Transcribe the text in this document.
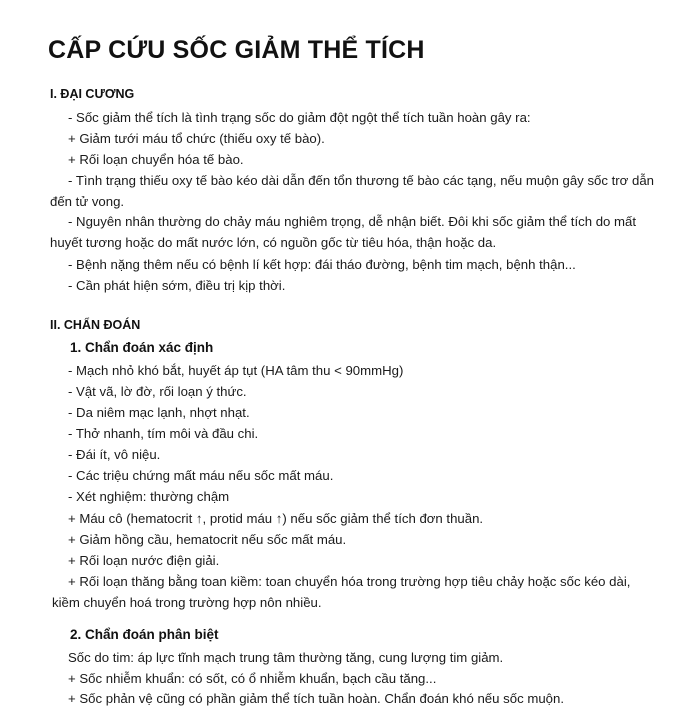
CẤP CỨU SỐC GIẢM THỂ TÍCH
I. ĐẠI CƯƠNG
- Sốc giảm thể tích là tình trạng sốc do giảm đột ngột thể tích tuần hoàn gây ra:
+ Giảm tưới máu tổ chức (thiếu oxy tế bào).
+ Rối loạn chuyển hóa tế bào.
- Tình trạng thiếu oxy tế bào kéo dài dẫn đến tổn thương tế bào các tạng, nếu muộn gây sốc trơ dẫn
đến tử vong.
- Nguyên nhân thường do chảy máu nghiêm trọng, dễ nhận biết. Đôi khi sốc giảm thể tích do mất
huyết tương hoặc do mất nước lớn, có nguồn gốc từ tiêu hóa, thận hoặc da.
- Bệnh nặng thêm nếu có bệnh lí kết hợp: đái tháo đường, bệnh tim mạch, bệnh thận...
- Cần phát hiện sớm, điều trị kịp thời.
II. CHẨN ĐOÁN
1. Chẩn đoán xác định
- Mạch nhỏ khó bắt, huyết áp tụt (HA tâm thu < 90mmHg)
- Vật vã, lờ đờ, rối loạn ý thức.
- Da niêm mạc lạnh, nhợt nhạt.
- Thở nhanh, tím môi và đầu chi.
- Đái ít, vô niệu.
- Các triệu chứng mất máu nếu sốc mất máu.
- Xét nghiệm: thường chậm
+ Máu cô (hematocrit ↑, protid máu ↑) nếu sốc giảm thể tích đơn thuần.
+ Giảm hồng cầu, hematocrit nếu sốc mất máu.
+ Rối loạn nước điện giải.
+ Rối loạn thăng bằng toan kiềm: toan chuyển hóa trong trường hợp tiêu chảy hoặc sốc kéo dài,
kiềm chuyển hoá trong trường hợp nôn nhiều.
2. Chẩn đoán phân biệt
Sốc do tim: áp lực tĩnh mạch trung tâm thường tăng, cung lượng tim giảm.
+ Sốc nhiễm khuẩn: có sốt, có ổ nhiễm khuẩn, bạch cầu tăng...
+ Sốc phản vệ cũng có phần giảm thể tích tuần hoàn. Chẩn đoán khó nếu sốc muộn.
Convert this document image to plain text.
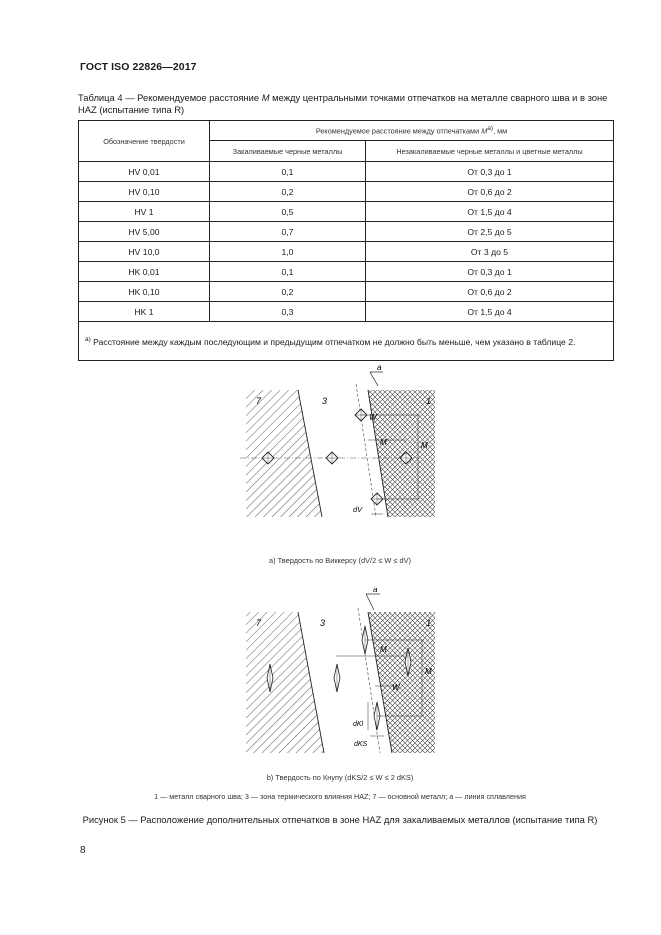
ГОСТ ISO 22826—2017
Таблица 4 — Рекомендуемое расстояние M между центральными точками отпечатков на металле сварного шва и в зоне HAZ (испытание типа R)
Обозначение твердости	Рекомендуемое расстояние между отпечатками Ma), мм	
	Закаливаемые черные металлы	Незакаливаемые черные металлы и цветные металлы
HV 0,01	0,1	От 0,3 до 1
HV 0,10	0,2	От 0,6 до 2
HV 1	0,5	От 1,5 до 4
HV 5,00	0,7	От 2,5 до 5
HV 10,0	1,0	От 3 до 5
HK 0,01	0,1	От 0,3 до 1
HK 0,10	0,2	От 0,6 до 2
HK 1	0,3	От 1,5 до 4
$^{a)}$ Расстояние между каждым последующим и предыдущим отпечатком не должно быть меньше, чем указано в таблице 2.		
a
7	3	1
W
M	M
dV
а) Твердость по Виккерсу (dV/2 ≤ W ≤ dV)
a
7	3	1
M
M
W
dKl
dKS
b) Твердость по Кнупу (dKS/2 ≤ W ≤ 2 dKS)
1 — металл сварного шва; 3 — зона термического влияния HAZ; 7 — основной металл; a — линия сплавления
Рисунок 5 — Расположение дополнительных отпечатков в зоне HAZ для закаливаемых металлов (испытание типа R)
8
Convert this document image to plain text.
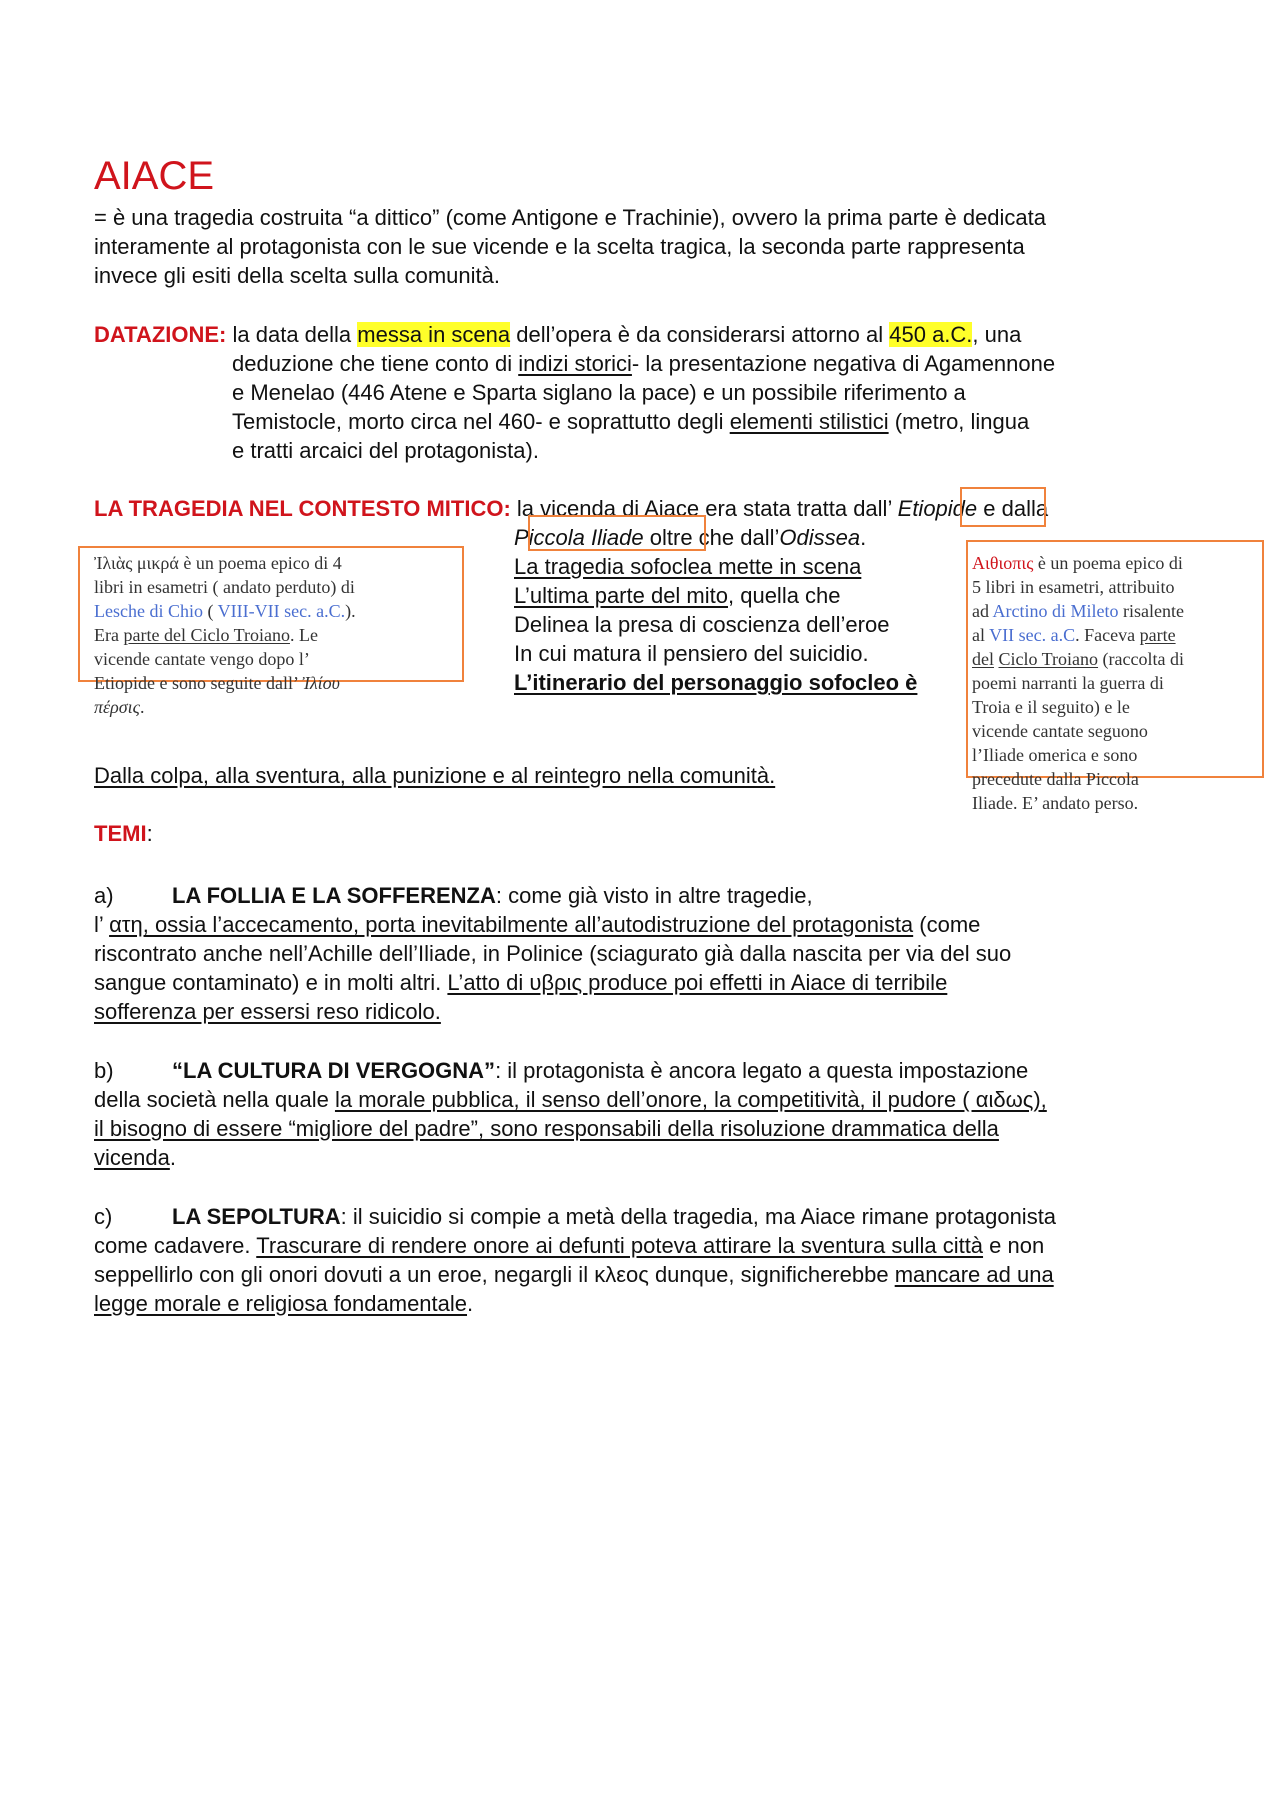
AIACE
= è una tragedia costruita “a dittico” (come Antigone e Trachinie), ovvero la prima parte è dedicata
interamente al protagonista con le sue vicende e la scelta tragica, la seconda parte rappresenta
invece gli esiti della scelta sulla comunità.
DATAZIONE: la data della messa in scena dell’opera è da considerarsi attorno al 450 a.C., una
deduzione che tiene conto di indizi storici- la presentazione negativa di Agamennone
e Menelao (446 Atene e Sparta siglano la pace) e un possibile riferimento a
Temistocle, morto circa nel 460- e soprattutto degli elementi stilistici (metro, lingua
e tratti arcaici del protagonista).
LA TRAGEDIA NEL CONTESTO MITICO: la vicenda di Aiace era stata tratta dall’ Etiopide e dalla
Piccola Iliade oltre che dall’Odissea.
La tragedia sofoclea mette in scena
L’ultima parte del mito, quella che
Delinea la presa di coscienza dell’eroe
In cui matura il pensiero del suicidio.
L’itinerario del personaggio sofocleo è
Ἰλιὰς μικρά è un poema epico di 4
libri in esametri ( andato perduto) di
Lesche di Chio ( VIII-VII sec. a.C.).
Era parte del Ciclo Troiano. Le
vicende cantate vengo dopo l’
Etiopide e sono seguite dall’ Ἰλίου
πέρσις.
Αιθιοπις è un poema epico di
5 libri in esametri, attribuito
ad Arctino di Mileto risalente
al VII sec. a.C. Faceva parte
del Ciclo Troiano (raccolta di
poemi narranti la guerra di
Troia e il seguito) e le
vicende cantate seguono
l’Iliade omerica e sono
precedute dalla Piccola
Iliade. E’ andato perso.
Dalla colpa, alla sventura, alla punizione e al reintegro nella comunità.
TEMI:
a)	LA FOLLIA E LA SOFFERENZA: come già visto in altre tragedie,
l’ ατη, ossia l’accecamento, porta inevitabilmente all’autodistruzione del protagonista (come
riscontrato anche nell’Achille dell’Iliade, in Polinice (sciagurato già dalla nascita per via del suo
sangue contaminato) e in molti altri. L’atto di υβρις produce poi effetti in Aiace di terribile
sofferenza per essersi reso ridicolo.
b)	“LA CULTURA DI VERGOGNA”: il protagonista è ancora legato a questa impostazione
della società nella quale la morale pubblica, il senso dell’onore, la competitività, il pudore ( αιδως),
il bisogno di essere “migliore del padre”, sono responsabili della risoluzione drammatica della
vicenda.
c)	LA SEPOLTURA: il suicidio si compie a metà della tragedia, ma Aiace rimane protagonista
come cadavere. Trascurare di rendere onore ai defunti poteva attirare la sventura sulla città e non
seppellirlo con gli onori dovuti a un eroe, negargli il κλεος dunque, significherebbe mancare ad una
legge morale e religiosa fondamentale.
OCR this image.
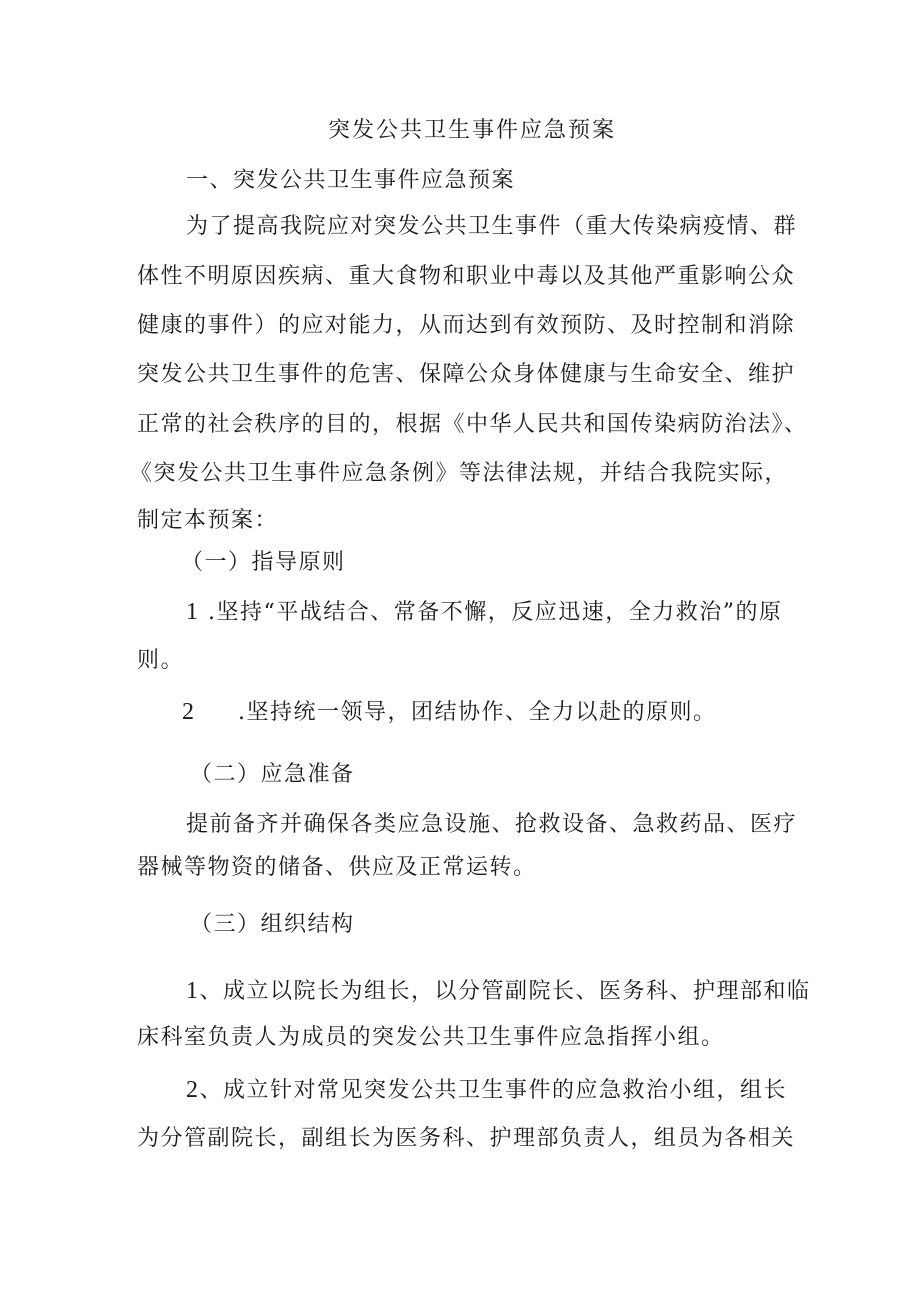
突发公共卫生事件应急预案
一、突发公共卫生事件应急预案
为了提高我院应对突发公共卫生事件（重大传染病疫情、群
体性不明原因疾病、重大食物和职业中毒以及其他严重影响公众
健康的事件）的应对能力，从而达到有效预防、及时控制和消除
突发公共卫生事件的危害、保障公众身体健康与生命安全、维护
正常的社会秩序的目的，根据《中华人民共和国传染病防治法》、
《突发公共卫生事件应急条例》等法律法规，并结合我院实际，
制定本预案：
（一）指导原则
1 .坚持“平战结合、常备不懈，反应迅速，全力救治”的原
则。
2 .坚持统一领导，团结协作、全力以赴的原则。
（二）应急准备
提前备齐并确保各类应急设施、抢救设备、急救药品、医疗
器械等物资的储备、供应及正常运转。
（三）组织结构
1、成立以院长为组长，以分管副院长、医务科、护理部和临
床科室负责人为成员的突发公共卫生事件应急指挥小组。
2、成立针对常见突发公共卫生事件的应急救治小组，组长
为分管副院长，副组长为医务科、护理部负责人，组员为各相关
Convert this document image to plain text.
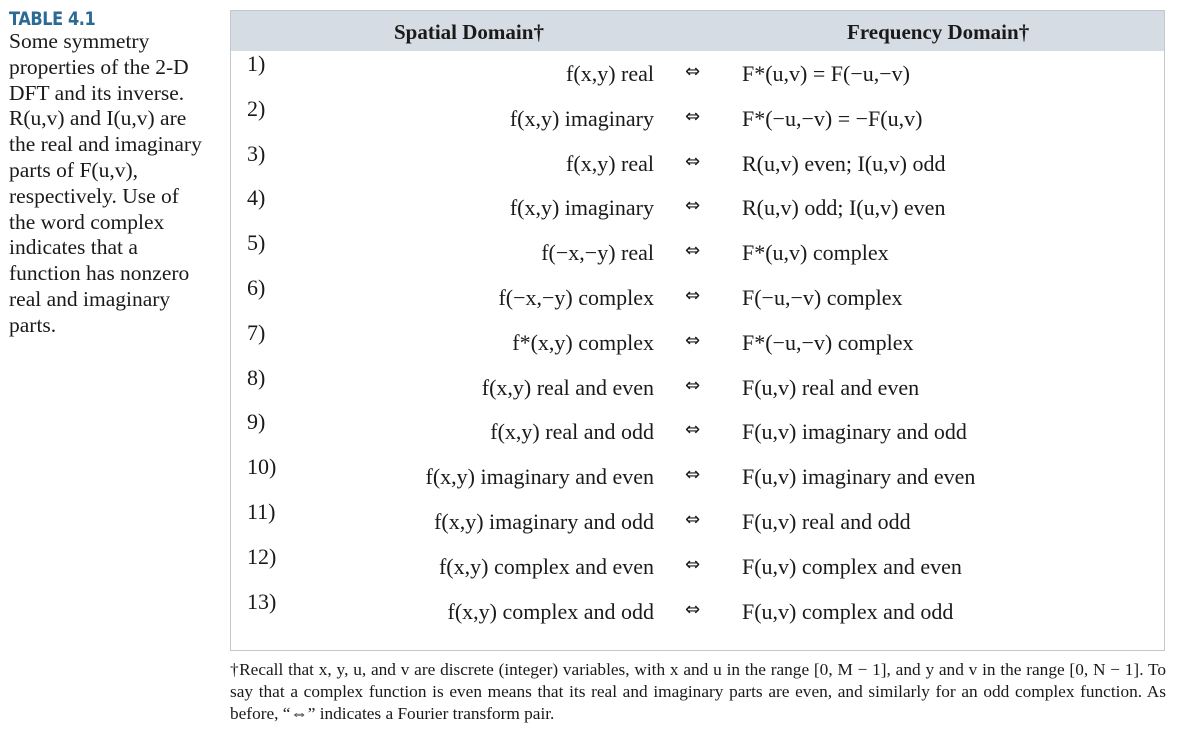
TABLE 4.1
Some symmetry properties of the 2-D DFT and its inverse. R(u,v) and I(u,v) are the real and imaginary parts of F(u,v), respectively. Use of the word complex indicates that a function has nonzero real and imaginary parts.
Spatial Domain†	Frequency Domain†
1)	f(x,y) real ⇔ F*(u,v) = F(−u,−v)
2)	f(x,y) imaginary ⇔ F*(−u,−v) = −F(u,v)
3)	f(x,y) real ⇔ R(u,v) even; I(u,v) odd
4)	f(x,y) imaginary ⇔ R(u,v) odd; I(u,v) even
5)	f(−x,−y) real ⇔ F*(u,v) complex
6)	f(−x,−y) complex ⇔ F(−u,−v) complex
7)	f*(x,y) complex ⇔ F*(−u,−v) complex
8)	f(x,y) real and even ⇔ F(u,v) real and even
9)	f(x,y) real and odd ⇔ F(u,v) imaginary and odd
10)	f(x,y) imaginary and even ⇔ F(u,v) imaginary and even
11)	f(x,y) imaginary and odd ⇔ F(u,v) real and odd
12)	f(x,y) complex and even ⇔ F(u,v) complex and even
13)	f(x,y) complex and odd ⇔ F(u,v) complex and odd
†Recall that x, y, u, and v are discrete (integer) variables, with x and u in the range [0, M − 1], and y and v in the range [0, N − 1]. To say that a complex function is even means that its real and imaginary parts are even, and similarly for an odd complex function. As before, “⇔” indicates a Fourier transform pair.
--------------------
#### [Work to be completed]
Copy each line above that contains the word "come".

#### [Expected answer]
= è una tragedia costruita “a dittico” (come Antigone e Trachinie), ovvero la prima parte è dedicata
a)	LA FOLLIA E LA SOFFERENZA: come già visto in altre tragedie,
l’ ατη, ossia l’accecamento, porta inevitabilmente all’autodistruzione del protagonista (come
come cadavere. Trascurare di rendere onore ai defunti poteva attirare la sventura sulla città e non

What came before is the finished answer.